====== Input records ======

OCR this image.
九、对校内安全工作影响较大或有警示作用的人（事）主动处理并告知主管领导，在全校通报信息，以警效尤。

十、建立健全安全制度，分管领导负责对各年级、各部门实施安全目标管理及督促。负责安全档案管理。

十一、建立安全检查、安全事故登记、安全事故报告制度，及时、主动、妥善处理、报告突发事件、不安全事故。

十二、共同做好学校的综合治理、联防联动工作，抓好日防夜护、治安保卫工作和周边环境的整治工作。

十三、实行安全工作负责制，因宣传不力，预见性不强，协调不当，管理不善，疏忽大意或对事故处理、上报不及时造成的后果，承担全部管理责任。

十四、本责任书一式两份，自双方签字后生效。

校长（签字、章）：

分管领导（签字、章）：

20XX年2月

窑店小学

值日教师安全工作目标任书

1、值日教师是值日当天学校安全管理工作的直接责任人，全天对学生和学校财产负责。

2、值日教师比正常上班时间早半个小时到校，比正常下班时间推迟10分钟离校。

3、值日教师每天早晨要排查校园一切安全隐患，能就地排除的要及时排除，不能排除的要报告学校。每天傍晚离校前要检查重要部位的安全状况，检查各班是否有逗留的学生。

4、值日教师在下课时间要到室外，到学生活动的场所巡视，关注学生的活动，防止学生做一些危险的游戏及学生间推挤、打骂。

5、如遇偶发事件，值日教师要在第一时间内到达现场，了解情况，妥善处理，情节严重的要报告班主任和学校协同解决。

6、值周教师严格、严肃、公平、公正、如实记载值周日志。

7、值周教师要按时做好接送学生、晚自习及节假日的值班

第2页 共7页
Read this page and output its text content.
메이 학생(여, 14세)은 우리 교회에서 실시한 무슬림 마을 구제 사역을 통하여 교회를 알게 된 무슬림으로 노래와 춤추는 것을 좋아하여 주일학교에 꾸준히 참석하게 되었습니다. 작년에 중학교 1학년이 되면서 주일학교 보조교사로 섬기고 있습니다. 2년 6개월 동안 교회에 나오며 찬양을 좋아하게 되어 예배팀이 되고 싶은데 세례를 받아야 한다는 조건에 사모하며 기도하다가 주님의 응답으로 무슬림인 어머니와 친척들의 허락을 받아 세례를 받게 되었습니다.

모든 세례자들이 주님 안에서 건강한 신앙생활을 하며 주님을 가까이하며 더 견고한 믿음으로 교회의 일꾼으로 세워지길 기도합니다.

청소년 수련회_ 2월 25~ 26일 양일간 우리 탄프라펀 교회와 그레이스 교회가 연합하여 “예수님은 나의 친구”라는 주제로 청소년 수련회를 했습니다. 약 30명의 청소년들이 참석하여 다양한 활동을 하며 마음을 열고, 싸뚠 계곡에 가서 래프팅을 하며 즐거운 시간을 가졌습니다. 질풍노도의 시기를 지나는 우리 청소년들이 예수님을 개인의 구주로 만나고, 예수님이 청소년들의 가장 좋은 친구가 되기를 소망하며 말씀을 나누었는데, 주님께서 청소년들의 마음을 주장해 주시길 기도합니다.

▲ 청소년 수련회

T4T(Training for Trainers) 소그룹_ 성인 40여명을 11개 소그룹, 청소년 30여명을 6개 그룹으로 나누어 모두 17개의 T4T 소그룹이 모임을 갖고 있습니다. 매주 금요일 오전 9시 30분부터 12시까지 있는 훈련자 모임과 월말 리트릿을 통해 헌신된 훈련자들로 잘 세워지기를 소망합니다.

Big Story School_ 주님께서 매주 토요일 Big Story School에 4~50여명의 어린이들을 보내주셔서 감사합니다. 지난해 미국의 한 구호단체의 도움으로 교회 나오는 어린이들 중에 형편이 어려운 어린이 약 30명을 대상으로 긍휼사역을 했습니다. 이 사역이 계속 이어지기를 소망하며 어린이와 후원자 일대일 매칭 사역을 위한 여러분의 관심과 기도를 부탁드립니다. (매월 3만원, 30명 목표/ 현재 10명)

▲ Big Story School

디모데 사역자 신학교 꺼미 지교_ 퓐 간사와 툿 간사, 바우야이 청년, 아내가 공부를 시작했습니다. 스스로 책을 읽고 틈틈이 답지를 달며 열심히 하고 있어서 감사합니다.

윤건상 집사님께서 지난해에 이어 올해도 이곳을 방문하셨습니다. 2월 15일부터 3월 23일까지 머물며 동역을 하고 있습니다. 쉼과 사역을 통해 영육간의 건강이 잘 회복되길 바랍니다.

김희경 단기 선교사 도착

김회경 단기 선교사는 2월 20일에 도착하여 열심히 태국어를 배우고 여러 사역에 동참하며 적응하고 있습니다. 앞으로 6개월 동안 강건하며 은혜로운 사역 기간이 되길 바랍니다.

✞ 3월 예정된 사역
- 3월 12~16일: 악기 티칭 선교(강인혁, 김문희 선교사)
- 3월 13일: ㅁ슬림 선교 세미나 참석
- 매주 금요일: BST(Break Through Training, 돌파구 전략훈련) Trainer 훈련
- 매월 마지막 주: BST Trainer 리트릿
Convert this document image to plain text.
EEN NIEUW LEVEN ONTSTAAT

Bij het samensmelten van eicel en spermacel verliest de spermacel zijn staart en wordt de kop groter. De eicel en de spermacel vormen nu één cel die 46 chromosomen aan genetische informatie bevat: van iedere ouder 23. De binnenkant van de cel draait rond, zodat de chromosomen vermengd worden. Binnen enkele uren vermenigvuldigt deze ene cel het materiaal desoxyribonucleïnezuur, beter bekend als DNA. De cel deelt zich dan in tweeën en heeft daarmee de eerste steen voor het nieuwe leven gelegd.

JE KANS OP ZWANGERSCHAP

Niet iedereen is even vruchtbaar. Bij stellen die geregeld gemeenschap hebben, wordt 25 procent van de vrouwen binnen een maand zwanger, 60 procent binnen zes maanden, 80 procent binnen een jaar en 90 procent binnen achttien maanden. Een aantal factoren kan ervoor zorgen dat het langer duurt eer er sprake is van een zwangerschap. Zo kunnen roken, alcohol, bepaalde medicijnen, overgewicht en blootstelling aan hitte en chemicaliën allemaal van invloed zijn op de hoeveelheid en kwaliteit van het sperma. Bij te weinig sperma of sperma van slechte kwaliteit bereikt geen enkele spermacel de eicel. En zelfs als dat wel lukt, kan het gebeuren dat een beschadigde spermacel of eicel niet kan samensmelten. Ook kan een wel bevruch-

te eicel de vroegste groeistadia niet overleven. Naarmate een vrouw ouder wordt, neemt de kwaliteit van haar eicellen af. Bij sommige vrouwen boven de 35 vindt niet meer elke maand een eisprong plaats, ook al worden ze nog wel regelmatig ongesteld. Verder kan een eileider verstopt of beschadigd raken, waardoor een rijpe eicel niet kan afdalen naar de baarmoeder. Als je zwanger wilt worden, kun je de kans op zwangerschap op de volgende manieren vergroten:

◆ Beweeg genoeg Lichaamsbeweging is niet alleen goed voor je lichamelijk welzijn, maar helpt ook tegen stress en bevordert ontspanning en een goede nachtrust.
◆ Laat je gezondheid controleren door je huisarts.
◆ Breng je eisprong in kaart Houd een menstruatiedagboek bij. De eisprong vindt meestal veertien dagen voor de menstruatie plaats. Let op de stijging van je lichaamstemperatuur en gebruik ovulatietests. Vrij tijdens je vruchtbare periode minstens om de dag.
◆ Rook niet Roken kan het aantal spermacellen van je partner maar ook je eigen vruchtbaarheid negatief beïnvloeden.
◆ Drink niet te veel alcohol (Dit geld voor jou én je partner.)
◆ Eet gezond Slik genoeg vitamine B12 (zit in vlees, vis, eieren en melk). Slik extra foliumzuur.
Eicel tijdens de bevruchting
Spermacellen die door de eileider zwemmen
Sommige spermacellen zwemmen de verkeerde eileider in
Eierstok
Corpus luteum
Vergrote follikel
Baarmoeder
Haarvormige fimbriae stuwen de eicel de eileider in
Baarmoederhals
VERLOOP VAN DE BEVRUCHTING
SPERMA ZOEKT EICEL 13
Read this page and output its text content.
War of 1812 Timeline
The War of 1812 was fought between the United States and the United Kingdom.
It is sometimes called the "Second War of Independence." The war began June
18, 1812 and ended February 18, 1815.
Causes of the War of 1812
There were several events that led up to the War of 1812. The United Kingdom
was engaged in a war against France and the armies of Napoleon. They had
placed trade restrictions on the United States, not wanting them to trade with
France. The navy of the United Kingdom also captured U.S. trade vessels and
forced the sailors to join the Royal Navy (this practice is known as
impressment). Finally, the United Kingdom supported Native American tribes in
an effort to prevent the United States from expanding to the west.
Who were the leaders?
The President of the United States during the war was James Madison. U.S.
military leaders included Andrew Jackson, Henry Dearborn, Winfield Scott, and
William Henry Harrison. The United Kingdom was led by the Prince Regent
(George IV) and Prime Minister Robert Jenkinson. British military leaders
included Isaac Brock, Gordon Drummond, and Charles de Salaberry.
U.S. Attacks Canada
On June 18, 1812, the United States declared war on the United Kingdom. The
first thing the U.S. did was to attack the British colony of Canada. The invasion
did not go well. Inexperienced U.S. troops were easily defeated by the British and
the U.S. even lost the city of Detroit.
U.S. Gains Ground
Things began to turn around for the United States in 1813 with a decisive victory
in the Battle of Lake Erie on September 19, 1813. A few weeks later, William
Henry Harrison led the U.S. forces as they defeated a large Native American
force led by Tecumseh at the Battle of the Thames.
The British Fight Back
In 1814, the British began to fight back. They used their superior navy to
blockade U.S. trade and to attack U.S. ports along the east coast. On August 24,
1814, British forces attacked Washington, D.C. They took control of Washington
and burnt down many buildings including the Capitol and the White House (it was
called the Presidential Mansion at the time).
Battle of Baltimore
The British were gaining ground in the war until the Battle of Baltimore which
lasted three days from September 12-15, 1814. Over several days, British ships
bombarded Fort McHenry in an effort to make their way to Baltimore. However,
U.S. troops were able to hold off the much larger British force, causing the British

======

# Do this
Pick out the lines containing the string "defeated".

# Worked answer
did not go well. Inexperienced U.S. troops were easily defeated by the British and
Henry Harrison led the U.S. forces as they defeated a large Native American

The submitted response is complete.